Source data:
━━━━

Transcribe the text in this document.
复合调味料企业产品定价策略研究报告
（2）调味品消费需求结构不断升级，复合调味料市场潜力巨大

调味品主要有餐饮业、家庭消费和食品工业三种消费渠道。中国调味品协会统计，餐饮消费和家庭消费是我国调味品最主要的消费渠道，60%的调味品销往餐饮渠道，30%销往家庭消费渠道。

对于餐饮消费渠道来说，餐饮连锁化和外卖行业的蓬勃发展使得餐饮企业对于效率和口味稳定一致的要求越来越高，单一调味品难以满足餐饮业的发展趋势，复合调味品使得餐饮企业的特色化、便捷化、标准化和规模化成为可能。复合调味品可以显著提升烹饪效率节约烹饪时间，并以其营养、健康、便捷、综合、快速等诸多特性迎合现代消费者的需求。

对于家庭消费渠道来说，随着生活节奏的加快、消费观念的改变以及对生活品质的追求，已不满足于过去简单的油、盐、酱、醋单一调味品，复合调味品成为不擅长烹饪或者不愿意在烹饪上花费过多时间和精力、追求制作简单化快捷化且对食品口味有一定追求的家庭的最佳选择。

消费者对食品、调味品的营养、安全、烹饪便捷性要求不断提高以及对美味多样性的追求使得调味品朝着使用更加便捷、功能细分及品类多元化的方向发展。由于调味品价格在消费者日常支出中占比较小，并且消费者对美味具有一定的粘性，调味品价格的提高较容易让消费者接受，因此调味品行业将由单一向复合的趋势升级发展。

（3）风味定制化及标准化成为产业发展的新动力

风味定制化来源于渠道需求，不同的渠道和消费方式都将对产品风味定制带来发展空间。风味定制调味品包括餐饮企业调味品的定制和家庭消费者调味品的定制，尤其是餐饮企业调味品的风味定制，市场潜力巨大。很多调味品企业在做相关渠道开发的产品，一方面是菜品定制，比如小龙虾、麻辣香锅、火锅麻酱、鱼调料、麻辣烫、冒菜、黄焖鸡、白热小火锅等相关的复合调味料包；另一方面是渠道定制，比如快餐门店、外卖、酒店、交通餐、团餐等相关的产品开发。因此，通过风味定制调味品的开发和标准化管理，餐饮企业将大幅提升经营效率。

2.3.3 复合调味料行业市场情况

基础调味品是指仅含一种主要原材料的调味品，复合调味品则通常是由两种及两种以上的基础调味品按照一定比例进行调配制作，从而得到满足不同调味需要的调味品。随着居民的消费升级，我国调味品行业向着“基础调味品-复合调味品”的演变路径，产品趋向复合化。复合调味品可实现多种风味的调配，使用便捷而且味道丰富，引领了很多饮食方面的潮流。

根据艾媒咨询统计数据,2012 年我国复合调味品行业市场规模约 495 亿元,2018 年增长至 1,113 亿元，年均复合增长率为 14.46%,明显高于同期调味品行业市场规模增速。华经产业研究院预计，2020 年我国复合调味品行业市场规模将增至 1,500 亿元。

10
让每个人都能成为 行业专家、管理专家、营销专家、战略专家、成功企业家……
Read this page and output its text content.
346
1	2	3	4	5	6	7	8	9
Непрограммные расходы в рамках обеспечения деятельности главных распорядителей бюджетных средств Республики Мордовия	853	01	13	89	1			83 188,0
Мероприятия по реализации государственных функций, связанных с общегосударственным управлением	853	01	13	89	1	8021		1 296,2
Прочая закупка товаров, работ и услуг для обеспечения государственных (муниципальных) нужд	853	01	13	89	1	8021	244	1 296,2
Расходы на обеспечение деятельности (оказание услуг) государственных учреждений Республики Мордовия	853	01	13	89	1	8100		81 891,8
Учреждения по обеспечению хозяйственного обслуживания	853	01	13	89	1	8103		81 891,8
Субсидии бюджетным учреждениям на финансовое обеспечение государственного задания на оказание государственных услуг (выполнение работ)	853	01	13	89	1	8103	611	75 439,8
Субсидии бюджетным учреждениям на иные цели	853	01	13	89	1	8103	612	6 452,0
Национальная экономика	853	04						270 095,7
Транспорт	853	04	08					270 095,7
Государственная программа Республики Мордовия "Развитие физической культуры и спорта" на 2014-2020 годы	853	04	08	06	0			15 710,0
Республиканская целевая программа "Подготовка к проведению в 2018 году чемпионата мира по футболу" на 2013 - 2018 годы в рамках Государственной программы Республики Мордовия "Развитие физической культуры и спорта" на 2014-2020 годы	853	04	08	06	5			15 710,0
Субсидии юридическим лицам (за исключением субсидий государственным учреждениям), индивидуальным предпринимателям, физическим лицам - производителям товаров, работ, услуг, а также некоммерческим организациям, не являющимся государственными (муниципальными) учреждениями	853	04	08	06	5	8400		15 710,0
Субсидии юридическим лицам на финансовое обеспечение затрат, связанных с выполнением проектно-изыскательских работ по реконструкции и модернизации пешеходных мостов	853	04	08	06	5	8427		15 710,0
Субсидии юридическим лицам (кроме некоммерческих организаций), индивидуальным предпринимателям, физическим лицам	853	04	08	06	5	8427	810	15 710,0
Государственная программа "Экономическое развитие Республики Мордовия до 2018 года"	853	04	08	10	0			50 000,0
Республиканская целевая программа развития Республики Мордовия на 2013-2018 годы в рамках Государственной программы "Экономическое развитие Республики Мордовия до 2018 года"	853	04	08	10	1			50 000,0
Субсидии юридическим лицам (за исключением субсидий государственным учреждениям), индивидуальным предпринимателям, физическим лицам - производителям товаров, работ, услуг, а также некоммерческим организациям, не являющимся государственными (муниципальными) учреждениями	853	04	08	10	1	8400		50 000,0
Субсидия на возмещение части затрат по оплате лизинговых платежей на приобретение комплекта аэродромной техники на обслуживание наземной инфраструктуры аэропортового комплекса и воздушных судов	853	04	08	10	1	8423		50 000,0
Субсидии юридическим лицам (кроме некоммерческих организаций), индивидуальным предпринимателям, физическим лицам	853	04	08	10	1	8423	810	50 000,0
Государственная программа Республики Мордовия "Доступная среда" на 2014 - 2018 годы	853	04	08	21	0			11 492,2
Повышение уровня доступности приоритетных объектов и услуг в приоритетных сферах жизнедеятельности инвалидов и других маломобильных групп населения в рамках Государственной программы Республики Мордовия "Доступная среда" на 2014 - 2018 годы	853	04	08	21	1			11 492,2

━━━━

What is asked =>
Recite the full listing above exactly.

The response =>
Transcribe the text in this document.
复合调味料企业产品定价策略研究报告
（2）调味品消费需求结构不断升级，复合调味料市场潜力巨大

调味品主要有餐饮业、家庭消费和食品工业三种消费渠道。中国调味品协会统计，餐饮消费和家庭消费是我国调味品最主要的消费渠道，60%的调味品销往餐饮渠道，30%销往家庭消费渠道。

对于餐饮消费渠道来说，餐饮连锁化和外卖行业的蓬勃发展使得餐饮企业对于效率和口味稳定一致的要求越来越高，单一调味品难以满足餐饮业的发展趋势，复合调味品使得餐饮企业的特色化、便捷化、标准化和规模化成为可能。复合调味品可以显著提升烹饪效率节约烹饪时间，并以其营养、健康、便捷、综合、快速等诸多特性迎合现代消费者的需求。

对于家庭消费渠道来说，随着生活节奏的加快、消费观念的改变以及对生活品质的追求，已不满足于过去简单的油、盐、酱、醋单一调味品，复合调味品成为不擅长烹饪或者不愿意在烹饪上花费过多时间和精力、追求制作简单化快捷化且对食品口味有一定追求的家庭的最佳选择。

消费者对食品、调味品的营养、安全、烹饪便捷性要求不断提高以及对美味多样性的追求使得调味品朝着使用更加便捷、功能细分及品类多元化的方向发展。由于调味品价格在消费者日常支出中占比较小，并且消费者对美味具有一定的粘性，调味品价格的提高较容易让消费者接受，因此调味品行业将由单一向复合的趋势升级发展。

（3）风味定制化及标准化成为产业发展的新动力

风味定制化来源于渠道需求，不同的渠道和消费方式都将对产品风味定制带来发展空间。风味定制调味品包括餐饮企业调味品的定制和家庭消费者调味品的定制，尤其是餐饮企业调味品的风味定制，市场潜力巨大。很多调味品企业在做相关渠道开发的产品，一方面是菜品定制，比如小龙虾、麻辣香锅、火锅麻酱、鱼调料、麻辣烫、冒菜、黄焖鸡、白热小火锅等相关的复合调味料包；另一方面是渠道定制，比如快餐门店、外卖、酒店、交通餐、团餐等相关的产品开发。因此，通过风味定制调味品的开发和标准化管理，餐饮企业将大幅提升经营效率。

2.3.3 复合调味料行业市场情况

基础调味品是指仅含一种主要原材料的调味品，复合调味品则通常是由两种及两种以上的基础调味品按照一定比例进行调配制作，从而得到满足不同调味需要的调味品。随着居民的消费升级，我国调味品行业向着“基础调味品-复合调味品”的演变路径，产品趋向复合化。复合调味品可实现多种风味的调配，使用便捷而且味道丰富，引领了很多饮食方面的潮流。

根据艾媒咨询统计数据,2012 年我国复合调味品行业市场规模约 495 亿元,2018 年增长至 1,113 亿元，年均复合增长率为 14.46%,明显高于同期调味品行业市场规模增速。华经产业研究院预计，2020 年我国复合调味品行业市场规模将增至 1,500 亿元。

10
让每个人都能成为 行业专家、管理专家、营销专家、战略专家、成功企业家……
Read this page and output its text content.
346
1	2	3	4	5	6	7	8	9
Непрограммные расходы в рамках обеспечения деятельности главных распорядителей бюджетных средств Республики Мордовия	853	01	13	89	1			83 188,0
Мероприятия по реализации государственных функций, связанных с общегосударственным управлением	853	01	13	89	1	8021		1 296,2
Прочая закупка товаров, работ и услуг для обеспечения государственных (муниципальных) нужд	853	01	13	89	1	8021	244	1 296,2
Расходы на обеспечение деятельности (оказание услуг) государственных учреждений Республики Мордовия	853	01	13	89	1	8100		81 891,8
Учреждения по обеспечению хозяйственного обслуживания	853	01	13	89	1	8103		81 891,8
Субсидии бюджетным учреждениям на финансовое обеспечение государственного задания на оказание государственных услуг (выполнение работ)	853	01	13	89	1	8103	611	75 439,8
Субсидии бюджетным учреждениям на иные цели	853	01	13	89	1	8103	612	6 452,0
Национальная экономика	853	04						270 095,7
Транспорт	853	04	08					270 095,7
Государственная программа Республики Мордовия "Развитие физической культуры и спорта" на 2014-2020 годы	853	04	08	06	0			15 710,0
Республиканская целевая программа "Подготовка к проведению в 2018 году чемпионата мира по футболу" на 2013 - 2018 годы в рамках Государственной программы Республики Мордовия "Развитие физической культуры и спорта" на 2014-2020 годы	853	04	08	06	5			15 710,0
Субсидии юридическим лицам (за исключением субсидий государственным учреждениям), индивидуальным предпринимателям, физическим лицам - производителям товаров, работ, услуг, а также некоммерческим организациям, не являющимся государственными (муниципальными) учреждениями	853	04	08	06	5	8400		15 710,0
Субсидии юридическим лицам на финансовое обеспечение затрат, связанных с выполнением проектно-изыскательских работ по реконструкции и модернизации пешеходных мостов	853	04	08	06	5	8427		15 710,0
Субсидии юридическим лицам (кроме некоммерческих организаций), индивидуальным предпринимателям, физическим лицам	853	04	08	06	5	8427	810	15 710,0
Государственная программа "Экономическое развитие Республики Мордовия до 2018 года"	853	04	08	10	0			50 000,0
Республиканская целевая программа развития Республики Мордовия на 2013-2018 годы в рамках Государственной программы "Экономическое развитие Республики Мордовия до 2018 года"	853	04	08	10	1			50 000,0
Субсидии юридическим лицам (за исключением субсидий государственным учреждениям), индивидуальным предпринимателям, физическим лицам - производителям товаров, работ, услуг, а также некоммерческим организациям, не являющимся государственными (муниципальными) учреждениями	853	04	08	10	1	8400		50 000,0
Субсидия на возмещение части затрат по оплате лизинговых платежей на приобретение комплекта аэродромной техники на обслуживание наземной инфраструктуры аэропортового комплекса и воздушных судов	853	04	08	10	1	8423		50 000,0
Субсидии юридическим лицам (кроме некоммерческих организаций), индивидуальным предпринимателям, физическим лицам	853	04	08	10	1	8423	810	50 000,0
Государственная программа Республики Мордовия "Доступная среда" на 2014 - 2018 годы	853	04	08	21	0			11 492,2
Повышение уровня доступности приоритетных объектов и услуг в приоритетных сферах жизнедеятельности инвалидов и других маломобильных групп населения в рамках Государственной программы Республики Мордовия "Доступная среда" на 2014 - 2018 годы	853	04	08	21	1			11 492,2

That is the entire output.